- _Excerpt to read_
--- Begin ---
Revision history for Perl extension Search::HiLiter.
1.001 23 July 2014
- zap use of File::Slurp in tests
- small optimization to to_utf8() to privilege is_ascii() over
other encoding tests.
1.000_01 21 July 2014
- test 'use locale' (and its absence) against cpantesters
1.000 18 April 2014
- the official Moo release
0.999_04 11 April 2014
- make namespace::sweep dependency explicit in Makefile.PL. Same issue as 0.999_03.
0.999_03 11 April 2014
- make Moo dependency explicit as cpantesters does not seem to pull it in
via Search::Query
0.999_01 08 April 2014
- Drop Rose::ObjectX::CAF object system in favor of Moo + Class::XSAccessor.
Moo is required by Search::Query (dependency) and
Class::XSAccessor was already being used by Rose::Object if present.
0.99 02 March 2014
- Snipper doc fixes
- change !$query to !defined $query check in @_ unrolling
0.98 14 Nov 2013
- add new method as_sentences() to TokenListUtils
- fix perl_to_xml for blessed objects
0.97 4 Oct 2013
- fix_cp1252_codepoints_in_utf8 now operates on bytes internally in regex
substitution.
0.96 13 June 2013
- force blessed references to stringify in xml conversion
0.95 7 June 2013
- make POD tests optional with PERL_AUTHOR_TEST
0.94 31 May 2013
- quiet regex whitespace warning in Perl >= 5.18.0
0.93 19 March 2013
- (more) fix off-by-one memory bug regression introduced in 0.91
0.92 19 March 2013
- QueryParser->stemmer will now coerce return values through to_utf8() (RT
#83771)
- fix off-by-one memory bug regression introduced in 0.91
0.91 4 March 2013
- XML->escape() now converts single quote to ' instead of ' in
order to conform with both the HTML and XML specs.
0.90 14 Feb 2013
- fix bug in refactor of perl_to_xml where 2nd arg is hashref representing
root element.
0.89 14 Feb 2013
- fix bug in refactor of perl_to_xml to preserve markup escaping for old
syntax.
0.88 13 Feb 2013
- fix bug in Snipper when strip_markup=>1 and show=>1 and length of text
less than max_chars
- XML->perl_to_xml now supports named key/value hashref as argument
instead of C-style method signature.
--- End ---
Reproduce the part of the Search::HiLiter revision history that begins at the words "Revision history for" and ends after "other encoding tests.".

(Element box records)
--- Begin ---
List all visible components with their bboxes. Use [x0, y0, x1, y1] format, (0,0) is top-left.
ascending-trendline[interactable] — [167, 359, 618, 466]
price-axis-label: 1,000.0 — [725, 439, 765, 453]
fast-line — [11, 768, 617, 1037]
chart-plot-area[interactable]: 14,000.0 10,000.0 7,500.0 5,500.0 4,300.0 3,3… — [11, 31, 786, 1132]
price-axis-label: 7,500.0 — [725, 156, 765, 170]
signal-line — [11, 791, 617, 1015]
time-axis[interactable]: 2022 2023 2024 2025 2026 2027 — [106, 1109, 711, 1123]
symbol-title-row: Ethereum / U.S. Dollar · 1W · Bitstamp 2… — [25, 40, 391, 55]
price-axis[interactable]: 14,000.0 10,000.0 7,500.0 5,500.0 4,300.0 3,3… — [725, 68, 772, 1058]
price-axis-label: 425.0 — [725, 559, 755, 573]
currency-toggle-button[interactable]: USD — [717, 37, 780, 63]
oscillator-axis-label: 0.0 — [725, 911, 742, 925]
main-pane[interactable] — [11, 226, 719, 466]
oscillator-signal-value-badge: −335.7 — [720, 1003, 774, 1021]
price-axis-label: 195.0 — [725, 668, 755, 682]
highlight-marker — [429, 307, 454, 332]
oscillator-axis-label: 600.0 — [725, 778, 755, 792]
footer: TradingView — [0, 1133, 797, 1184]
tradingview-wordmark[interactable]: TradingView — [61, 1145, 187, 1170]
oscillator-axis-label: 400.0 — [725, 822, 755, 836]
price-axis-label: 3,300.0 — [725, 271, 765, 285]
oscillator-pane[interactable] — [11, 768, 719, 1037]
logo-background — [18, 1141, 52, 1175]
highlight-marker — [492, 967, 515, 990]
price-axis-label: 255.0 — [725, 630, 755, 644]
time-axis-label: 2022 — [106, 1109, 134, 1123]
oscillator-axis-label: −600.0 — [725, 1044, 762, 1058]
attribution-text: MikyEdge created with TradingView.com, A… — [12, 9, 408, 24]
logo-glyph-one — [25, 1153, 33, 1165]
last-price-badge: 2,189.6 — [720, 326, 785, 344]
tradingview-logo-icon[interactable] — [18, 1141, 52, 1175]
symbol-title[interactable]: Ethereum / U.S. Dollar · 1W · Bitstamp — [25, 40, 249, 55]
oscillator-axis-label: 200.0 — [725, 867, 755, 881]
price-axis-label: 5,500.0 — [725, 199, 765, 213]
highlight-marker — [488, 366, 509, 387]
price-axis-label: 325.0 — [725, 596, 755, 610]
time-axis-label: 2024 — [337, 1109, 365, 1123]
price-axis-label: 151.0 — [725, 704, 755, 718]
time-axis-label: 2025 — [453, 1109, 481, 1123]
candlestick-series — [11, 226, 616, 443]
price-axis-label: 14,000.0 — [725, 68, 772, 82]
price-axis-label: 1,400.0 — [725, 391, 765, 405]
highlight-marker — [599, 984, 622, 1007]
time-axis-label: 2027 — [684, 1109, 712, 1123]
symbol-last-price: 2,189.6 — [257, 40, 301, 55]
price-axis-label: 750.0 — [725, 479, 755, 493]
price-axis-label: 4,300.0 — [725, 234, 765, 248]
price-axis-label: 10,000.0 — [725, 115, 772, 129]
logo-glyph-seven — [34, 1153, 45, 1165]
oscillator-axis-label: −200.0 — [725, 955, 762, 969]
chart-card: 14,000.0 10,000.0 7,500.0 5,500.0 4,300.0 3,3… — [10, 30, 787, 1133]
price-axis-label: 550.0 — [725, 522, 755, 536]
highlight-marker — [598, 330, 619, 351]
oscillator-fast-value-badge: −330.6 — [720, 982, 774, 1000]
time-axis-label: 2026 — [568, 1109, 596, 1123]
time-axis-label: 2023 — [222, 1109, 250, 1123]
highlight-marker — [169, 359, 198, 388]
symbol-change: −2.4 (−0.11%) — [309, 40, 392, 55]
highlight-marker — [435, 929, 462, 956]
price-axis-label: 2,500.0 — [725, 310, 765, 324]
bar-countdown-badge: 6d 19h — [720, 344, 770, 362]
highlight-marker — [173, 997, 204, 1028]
--- End ---
- _Response to the exercise_
Revision history for Perl extension Search::HiLiter.
1.001 23 July 2014
- zap use of File::Slurp in tests
- small optimization to to_utf8() to privilege is_ascii() over
other encoding tests.